Comb through the entries for "name" and pull out each line that holds it.

Figure collection entries:
● ● ●
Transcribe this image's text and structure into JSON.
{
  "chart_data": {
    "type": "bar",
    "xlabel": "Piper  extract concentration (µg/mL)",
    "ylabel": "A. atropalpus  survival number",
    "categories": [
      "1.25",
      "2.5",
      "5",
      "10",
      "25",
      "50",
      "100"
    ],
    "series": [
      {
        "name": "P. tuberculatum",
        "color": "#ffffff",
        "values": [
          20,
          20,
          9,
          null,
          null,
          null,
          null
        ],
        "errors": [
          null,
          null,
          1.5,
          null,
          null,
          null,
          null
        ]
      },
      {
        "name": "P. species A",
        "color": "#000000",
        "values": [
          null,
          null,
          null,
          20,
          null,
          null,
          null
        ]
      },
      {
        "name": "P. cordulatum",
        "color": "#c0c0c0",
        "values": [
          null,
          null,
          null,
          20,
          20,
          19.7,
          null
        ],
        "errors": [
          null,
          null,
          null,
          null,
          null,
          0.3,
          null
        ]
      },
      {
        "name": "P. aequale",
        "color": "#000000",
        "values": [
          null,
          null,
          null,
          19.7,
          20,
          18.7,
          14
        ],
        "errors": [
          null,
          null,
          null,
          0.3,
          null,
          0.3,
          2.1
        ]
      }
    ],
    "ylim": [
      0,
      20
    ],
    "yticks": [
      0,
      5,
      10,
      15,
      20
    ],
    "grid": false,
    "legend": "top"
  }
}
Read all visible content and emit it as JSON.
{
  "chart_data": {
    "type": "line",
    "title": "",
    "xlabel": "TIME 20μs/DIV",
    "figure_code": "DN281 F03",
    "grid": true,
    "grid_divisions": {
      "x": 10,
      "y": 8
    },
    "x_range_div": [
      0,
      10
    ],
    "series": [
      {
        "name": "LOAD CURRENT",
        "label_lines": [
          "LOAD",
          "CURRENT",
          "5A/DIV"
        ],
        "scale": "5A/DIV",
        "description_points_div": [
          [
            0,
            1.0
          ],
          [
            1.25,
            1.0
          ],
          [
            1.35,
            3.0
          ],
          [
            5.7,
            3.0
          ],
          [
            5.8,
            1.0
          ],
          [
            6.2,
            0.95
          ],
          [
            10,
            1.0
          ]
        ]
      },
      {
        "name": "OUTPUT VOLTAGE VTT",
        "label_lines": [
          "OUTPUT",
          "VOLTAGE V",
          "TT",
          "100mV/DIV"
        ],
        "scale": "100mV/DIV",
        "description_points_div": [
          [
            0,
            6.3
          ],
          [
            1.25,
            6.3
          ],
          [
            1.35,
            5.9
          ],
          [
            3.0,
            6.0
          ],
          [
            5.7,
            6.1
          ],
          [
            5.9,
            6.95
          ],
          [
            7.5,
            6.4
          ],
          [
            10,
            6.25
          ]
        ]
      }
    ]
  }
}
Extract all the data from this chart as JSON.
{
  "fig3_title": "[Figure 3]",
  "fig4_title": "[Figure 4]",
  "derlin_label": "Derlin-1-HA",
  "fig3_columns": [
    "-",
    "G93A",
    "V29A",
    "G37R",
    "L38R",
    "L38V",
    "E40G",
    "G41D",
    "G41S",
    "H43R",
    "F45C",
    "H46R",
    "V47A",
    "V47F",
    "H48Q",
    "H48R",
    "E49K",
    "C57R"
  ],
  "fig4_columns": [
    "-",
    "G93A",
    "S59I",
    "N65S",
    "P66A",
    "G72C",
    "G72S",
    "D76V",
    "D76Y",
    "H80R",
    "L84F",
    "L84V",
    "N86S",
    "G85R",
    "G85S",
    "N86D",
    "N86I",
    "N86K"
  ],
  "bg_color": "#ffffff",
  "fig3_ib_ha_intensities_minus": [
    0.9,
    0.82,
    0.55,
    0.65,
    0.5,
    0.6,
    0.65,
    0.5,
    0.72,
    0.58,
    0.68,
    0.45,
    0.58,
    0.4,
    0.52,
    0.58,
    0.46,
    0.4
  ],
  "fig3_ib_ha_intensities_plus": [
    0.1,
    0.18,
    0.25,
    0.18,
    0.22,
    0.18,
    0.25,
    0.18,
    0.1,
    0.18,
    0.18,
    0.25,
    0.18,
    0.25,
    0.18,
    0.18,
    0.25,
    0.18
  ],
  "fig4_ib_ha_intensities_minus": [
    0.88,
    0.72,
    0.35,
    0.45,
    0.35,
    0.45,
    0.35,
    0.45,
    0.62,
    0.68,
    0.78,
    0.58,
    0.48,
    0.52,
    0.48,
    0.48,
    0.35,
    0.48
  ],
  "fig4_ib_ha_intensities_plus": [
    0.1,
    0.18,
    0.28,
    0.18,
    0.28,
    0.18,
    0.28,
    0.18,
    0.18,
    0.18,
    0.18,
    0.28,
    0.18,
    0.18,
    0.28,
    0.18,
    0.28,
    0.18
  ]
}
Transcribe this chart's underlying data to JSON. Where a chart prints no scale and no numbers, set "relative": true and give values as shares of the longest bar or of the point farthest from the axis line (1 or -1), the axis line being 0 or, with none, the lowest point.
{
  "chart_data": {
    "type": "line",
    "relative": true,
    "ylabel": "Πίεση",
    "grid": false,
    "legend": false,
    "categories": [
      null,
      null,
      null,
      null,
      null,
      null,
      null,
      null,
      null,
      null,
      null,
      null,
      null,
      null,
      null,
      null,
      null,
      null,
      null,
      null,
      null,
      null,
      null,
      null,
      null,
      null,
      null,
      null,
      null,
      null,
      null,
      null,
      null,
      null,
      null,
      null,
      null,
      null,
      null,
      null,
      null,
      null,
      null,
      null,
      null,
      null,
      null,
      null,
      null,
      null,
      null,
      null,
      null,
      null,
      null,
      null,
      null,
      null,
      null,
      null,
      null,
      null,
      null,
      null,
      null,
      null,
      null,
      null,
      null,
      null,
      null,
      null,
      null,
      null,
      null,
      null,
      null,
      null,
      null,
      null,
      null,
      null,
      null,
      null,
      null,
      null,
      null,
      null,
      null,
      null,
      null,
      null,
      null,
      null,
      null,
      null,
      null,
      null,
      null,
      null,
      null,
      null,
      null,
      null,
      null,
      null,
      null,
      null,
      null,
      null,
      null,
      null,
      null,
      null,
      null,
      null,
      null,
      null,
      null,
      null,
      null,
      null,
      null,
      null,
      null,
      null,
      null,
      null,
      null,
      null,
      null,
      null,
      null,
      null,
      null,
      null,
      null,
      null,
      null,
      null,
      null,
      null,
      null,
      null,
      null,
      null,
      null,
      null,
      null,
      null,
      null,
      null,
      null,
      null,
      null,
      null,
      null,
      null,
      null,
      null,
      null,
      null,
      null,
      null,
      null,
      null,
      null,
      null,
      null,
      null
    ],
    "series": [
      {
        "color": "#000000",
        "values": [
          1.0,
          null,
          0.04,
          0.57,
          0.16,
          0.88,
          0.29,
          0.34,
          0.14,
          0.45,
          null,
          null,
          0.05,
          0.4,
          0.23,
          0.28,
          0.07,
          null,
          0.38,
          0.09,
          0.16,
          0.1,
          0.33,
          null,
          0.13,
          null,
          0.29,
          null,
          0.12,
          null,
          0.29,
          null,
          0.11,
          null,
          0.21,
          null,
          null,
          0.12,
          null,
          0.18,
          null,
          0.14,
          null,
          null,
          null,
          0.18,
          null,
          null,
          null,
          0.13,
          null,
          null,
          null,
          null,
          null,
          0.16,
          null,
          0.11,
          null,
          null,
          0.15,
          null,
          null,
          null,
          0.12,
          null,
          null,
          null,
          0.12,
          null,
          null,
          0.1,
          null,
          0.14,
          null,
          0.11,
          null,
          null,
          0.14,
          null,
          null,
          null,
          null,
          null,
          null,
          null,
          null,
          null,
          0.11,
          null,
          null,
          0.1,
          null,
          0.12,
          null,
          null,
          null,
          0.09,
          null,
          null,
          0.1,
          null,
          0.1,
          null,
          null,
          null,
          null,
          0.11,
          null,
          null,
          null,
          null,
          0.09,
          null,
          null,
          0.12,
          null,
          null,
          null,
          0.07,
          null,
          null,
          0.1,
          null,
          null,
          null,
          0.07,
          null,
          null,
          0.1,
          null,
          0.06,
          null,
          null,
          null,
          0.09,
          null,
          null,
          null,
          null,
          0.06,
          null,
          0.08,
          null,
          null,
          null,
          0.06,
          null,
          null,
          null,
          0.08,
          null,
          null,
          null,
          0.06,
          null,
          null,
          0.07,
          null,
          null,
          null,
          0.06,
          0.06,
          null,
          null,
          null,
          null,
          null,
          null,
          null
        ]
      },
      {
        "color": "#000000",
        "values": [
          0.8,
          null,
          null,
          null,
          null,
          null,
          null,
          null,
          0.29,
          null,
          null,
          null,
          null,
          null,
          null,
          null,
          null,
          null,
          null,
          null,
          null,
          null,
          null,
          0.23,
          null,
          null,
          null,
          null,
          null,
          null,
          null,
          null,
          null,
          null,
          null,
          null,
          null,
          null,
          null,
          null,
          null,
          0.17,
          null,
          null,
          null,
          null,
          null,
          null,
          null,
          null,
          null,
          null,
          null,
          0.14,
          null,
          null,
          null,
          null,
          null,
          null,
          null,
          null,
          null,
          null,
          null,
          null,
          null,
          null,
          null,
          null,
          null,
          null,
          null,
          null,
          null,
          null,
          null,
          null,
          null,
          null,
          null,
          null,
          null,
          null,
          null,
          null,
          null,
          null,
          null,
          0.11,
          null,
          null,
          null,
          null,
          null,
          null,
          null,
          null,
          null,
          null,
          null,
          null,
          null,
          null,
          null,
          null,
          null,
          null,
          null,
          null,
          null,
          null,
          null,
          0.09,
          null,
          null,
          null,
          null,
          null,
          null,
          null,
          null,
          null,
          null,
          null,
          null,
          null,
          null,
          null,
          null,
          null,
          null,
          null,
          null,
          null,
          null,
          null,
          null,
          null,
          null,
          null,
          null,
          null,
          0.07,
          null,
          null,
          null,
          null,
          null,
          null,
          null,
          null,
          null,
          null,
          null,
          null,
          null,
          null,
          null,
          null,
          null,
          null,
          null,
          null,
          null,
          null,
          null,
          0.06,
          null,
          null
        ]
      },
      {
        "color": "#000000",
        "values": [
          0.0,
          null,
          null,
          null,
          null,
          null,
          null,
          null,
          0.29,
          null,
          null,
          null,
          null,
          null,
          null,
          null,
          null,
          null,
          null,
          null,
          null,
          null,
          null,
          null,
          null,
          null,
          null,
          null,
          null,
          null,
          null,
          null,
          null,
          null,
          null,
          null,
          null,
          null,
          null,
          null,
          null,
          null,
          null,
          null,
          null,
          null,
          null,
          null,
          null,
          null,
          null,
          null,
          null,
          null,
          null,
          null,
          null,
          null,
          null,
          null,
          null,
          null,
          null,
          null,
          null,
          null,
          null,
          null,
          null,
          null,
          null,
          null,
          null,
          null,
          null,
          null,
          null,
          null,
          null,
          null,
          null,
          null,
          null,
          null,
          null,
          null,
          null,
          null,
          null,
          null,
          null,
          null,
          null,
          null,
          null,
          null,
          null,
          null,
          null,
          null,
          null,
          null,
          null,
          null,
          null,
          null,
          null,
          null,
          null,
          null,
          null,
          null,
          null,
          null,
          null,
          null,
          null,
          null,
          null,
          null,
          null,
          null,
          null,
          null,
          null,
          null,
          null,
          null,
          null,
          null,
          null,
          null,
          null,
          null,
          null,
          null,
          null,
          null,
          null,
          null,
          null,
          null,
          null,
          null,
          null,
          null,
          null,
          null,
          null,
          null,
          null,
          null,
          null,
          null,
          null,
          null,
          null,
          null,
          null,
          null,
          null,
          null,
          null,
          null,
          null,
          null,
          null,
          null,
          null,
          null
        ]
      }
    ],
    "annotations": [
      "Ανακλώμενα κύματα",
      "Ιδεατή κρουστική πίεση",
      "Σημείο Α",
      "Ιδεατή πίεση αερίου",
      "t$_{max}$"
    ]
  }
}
● ● ●
### ANSWER TO THE EXERCISE
        "name": "P. tuberculatum",
        "name": "P. species A",
        "name": "P. cordulatum",
        "name": "P. aequale",
        "name": "LOAD CURRENT",
        "name": "OUTPUT VOLTAGE VTT",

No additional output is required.